**WHAT YOU ARE ASKED TO DO:** Copy out every line of the listing below, character for character, with nothing changed or left out.

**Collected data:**
^^^^

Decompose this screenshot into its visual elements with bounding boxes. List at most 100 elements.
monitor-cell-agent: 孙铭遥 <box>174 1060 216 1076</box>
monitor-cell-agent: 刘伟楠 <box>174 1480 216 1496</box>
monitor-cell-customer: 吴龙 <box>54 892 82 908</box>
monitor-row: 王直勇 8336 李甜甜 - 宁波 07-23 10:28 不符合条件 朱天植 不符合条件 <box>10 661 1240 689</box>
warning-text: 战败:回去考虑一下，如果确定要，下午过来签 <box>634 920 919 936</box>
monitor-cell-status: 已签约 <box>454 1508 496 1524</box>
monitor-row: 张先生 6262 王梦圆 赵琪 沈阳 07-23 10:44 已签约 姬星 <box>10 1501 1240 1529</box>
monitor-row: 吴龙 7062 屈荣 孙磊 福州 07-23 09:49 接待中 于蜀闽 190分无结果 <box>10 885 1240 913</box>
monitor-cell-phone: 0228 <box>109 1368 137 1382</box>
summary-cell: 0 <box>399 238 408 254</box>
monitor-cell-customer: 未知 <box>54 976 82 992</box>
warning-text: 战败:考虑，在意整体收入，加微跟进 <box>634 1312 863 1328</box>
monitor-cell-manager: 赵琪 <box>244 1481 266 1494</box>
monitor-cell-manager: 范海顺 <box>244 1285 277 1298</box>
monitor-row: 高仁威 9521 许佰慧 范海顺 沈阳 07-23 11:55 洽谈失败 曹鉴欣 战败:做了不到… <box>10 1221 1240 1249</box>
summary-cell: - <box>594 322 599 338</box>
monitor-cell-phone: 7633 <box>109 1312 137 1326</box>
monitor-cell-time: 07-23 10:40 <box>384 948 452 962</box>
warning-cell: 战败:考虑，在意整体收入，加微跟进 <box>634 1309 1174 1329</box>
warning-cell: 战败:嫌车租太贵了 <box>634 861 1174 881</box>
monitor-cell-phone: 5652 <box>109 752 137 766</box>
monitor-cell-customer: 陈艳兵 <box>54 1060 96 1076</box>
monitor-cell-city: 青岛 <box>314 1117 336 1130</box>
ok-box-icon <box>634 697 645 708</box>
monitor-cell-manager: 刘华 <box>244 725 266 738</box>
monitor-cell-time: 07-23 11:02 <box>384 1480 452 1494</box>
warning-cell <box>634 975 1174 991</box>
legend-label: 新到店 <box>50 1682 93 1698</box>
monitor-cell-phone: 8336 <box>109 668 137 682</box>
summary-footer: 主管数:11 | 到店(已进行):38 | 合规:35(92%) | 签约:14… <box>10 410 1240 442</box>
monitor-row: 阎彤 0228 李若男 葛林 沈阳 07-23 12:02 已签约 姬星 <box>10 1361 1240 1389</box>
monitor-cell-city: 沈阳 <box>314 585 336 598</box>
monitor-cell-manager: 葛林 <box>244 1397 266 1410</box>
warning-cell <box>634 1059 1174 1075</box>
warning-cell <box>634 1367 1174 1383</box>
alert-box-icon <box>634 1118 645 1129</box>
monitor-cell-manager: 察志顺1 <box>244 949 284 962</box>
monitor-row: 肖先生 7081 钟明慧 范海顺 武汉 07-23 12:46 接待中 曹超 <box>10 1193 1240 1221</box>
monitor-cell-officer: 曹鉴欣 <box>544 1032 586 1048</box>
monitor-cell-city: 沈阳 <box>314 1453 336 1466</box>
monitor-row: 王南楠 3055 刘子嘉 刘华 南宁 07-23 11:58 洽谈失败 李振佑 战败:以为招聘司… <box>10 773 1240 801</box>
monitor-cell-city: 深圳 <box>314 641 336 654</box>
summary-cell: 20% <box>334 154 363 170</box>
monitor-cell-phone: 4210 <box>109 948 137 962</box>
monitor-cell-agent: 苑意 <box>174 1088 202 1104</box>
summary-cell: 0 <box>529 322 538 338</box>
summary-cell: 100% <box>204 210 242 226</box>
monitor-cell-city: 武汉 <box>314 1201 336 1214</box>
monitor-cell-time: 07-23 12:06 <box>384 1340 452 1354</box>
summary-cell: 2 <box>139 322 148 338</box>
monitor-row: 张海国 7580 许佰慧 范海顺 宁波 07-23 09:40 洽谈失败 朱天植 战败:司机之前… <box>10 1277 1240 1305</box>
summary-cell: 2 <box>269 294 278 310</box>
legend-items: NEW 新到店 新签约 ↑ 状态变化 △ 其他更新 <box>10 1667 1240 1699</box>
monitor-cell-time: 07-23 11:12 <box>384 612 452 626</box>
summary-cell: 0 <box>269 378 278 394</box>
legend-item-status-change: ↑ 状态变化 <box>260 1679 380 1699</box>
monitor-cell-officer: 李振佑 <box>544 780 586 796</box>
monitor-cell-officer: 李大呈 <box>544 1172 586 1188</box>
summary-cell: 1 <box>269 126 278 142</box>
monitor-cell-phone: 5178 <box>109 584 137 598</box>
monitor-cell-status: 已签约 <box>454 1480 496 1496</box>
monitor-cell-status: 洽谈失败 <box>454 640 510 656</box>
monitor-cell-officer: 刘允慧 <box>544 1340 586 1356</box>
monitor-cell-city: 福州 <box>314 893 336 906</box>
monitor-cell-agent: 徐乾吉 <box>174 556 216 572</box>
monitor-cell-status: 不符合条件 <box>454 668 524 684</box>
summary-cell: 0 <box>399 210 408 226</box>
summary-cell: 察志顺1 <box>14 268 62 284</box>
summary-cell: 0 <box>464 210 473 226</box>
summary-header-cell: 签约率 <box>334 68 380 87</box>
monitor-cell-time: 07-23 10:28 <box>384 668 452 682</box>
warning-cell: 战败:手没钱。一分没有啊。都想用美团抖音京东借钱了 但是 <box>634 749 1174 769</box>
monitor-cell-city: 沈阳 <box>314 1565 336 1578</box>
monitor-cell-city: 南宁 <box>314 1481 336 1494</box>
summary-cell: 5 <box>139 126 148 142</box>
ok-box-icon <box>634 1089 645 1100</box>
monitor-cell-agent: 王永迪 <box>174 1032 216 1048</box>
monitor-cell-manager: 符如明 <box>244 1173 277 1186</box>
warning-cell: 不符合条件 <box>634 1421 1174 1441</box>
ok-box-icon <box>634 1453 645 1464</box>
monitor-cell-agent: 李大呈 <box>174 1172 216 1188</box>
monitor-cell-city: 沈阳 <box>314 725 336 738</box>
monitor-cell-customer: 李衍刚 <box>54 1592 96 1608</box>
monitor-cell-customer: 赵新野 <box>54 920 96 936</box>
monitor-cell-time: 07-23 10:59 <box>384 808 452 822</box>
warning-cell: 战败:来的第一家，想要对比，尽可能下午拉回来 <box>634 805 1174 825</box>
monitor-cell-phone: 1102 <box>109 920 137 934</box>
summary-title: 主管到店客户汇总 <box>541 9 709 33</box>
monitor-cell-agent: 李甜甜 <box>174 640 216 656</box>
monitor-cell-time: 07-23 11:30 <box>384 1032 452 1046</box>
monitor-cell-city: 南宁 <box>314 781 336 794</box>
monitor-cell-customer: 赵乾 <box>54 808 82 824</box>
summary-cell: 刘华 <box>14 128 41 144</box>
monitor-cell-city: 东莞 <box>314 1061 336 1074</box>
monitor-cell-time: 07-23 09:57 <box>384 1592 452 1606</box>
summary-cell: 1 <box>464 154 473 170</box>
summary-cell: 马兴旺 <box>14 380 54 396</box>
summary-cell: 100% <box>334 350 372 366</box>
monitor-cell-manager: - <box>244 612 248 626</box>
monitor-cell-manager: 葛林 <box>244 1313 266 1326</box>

^^^^

**ANSWER TO THIS TASK:**
Decompose this screenshot into its visual elements with bounding boxes. List at most 100 elements.
monitor-cell-agent: 孙铭遥 <box>174 1060 216 1076</box>
monitor-cell-agent: 刘伟楠 <box>174 1480 216 1496</box>
monitor-cell-customer: 吴龙 <box>54 892 82 908</box>
monitor-row: 王直勇 8336 李甜甜 - 宁波 07-23 10:28 不符合条件 朱天植 不符合条件 <box>10 661 1240 689</box>
warning-text: 战败:回去考虑一下，如果确定要，下午过来签 <box>634 920 919 936</box>
monitor-cell-status: 已签约 <box>454 1508 496 1524</box>
monitor-row: 张先生 6262 王梦圆 赵琪 沈阳 07-23 10:44 已签约 姬星 <box>10 1501 1240 1529</box>
monitor-row: 吴龙 7062 屈荣 孙磊 福州 07-23 09:49 接待中 于蜀闽 190分无结果 <box>10 885 1240 913</box>
monitor-cell-phone: 0228 <box>109 1368 137 1382</box>
summary-cell: 0 <box>399 238 408 254</box>
monitor-cell-customer: 未知 <box>54 976 82 992</box>
warning-text: 战败:考虑，在意整体收入，加微跟进 <box>634 1312 863 1328</box>
monitor-cell-manager: 赵琪 <box>244 1481 266 1494</box>
monitor-cell-manager: 范海顺 <box>244 1285 277 1298</box>
monitor-row: 高仁威 9521 许佰慧 范海顺 沈阳 07-23 11:55 洽谈失败 曹鉴欣 战败:做了不到… <box>10 1221 1240 1249</box>
summary-cell: - <box>594 322 599 338</box>
monitor-cell-phone: 7633 <box>109 1312 137 1326</box>
monitor-cell-time: 07-23 10:40 <box>384 948 452 962</box>
warning-cell: 战败:考虑，在意整体收入，加微跟进 <box>634 1309 1174 1329</box>
warning-cell: 战败:嫌车租太贵了 <box>634 861 1174 881</box>
monitor-cell-phone: 5652 <box>109 752 137 766</box>
monitor-cell-customer: 陈艳兵 <box>54 1060 96 1076</box>
monitor-cell-city: 青岛 <box>314 1117 336 1130</box>
ok-box-icon <box>634 697 645 708</box>
monitor-cell-manager: 刘华 <box>244 725 266 738</box>
monitor-cell-time: 07-23 11:02 <box>384 1480 452 1494</box>
warning-cell <box>634 975 1174 991</box>
legend-label: 新到店 <box>50 1682 93 1698</box>
monitor-cell-phone: 8336 <box>109 668 137 682</box>
summary-footer: 主管数:11 | 到店(已进行):38 | 合规:35(92%) | 签约:14… <box>10 410 1240 442</box>
monitor-row: 阎彤 0228 李若男 葛林 沈阳 07-23 12:02 已签约 姬星 <box>10 1361 1240 1389</box>
monitor-cell-city: 沈阳 <box>314 585 336 598</box>
monitor-cell-manager: 葛林 <box>244 1397 266 1410</box>
warning-cell <box>634 1059 1174 1075</box>
warning-cell <box>634 1367 1174 1383</box>
alert-box-icon <box>634 1118 645 1129</box>
monitor-cell-manager: 察志顺1 <box>244 949 284 962</box>
monitor-row: 肖先生 7081 钟明慧 范海顺 武汉 07-23 12:46 接待中 曹超 <box>10 1193 1240 1221</box>
monitor-cell-officer: 曹鉴欣 <box>544 1032 586 1048</box>
monitor-cell-city: 沈阳 <box>314 1453 336 1466</box>
monitor-row: 王南楠 3055 刘子嘉 刘华 南宁 07-23 11:58 洽谈失败 李振佑 战败:以为招聘司… <box>10 773 1240 801</box>
monitor-cell-city: 深圳 <box>314 641 336 654</box>
summary-cell: 20% <box>334 154 363 170</box>
monitor-cell-phone: 4210 <box>109 948 137 962</box>
monitor-cell-agent: 苑意 <box>174 1088 202 1104</box>
summary-cell: 0 <box>529 322 538 338</box>
summary-cell: 100% <box>204 210 242 226</box>
monitor-cell-city: 武汉 <box>314 1201 336 1214</box>
monitor-cell-time: 07-23 12:06 <box>384 1340 452 1354</box>
summary-cell: 2 <box>139 322 148 338</box>
monitor-row: 张海国 7580 许佰慧 范海顺 宁波 07-23 09:40 洽谈失败 朱天植 战败:司机之前… <box>10 1277 1240 1305</box>
summary-cell: 2 <box>269 294 278 310</box>
legend-items: NEW 新到店 新签约 ↑ 状态变化 △ 其他更新 <box>10 1667 1240 1699</box>
monitor-cell-time: 07-23 11:12 <box>384 612 452 626</box>
summary-cell: 0 <box>269 378 278 394</box>
legend-item-status-change: ↑ 状态变化 <box>260 1679 380 1699</box>
monitor-cell-officer: 李振佑 <box>544 780 586 796</box>
monitor-cell-officer: 李大呈 <box>544 1172 586 1188</box>
summary-cell: 1 <box>269 126 278 142</box>
monitor-cell-phone: 5178 <box>109 584 137 598</box>
monitor-cell-status: 已签约 <box>454 1480 496 1496</box>
monitor-cell-status: 洽谈失败 <box>454 640 510 656</box>
monitor-cell-officer: 刘允慧 <box>544 1340 586 1356</box>
monitor-cell-city: 福州 <box>314 893 336 906</box>
monitor-cell-agent: 徐乾吉 <box>174 556 216 572</box>
monitor-cell-status: 不符合条件 <box>454 668 524 684</box>
summary-cell: 0 <box>399 210 408 226</box>
summary-cell: 察志顺1 <box>14 268 62 284</box>
summary-cell: 0 <box>464 210 473 226</box>
summary-header-cell: 签约率 <box>334 68 380 87</box>
monitor-cell-time: 07-23 10:28 <box>384 668 452 682</box>
warning-cell: 战败:手没钱。一分没有啊。都想用美团抖音京东借钱了 但是 <box>634 749 1174 769</box>
monitor-cell-city: 沈阳 <box>314 1565 336 1578</box>
monitor-cell-city: 南宁 <box>314 1481 336 1494</box>
summary-cell: 5 <box>139 126 148 142</box>
ok-box-icon <box>634 1089 645 1100</box>
monitor-cell-agent: 王永迪 <box>174 1032 216 1048</box>
monitor-cell-manager: 符如明 <box>244 1173 277 1186</box>
warning-cell: 不符合条件 <box>634 1421 1174 1441</box>
ok-box-icon <box>634 1453 645 1464</box>
monitor-cell-agent: 李大呈 <box>174 1172 216 1188</box>
monitor-cell-city: 沈阳 <box>314 725 336 738</box>
monitor-cell-customer: 李衍刚 <box>54 1592 96 1608</box>
monitor-cell-customer: 赵新野 <box>54 920 96 936</box>
monitor-cell-time: 07-23 10:59 <box>384 808 452 822</box>
warning-cell: 战败:来的第一家，想要对比，尽可能下午拉回来 <box>634 805 1174 825</box>
monitor-cell-phone: 1102 <box>109 920 137 934</box>
summary-title: 主管到店客户汇总 <box>541 9 709 33</box>
monitor-cell-agent: 李甜甜 <box>174 640 216 656</box>
monitor-cell-time: 07-23 11:30 <box>384 1032 452 1046</box>
monitor-cell-city: 南宁 <box>314 781 336 794</box>
monitor-cell-customer: 赵乾 <box>54 808 82 824</box>
summary-cell: 刘华 <box>14 128 41 144</box>
monitor-cell-city: 东莞 <box>314 1061 336 1074</box>
monitor-cell-time: 07-23 09:57 <box>384 1592 452 1606</box>
summary-cell: 1 <box>464 154 473 170</box>
summary-cell: 马兴旺 <box>14 380 54 396</box>
summary-cell: 100% <box>334 350 372 366</box>
monitor-cell-manager: - <box>244 612 248 626</box>
monitor-cell-manager: 葛林 <box>244 1313 266 1326</box>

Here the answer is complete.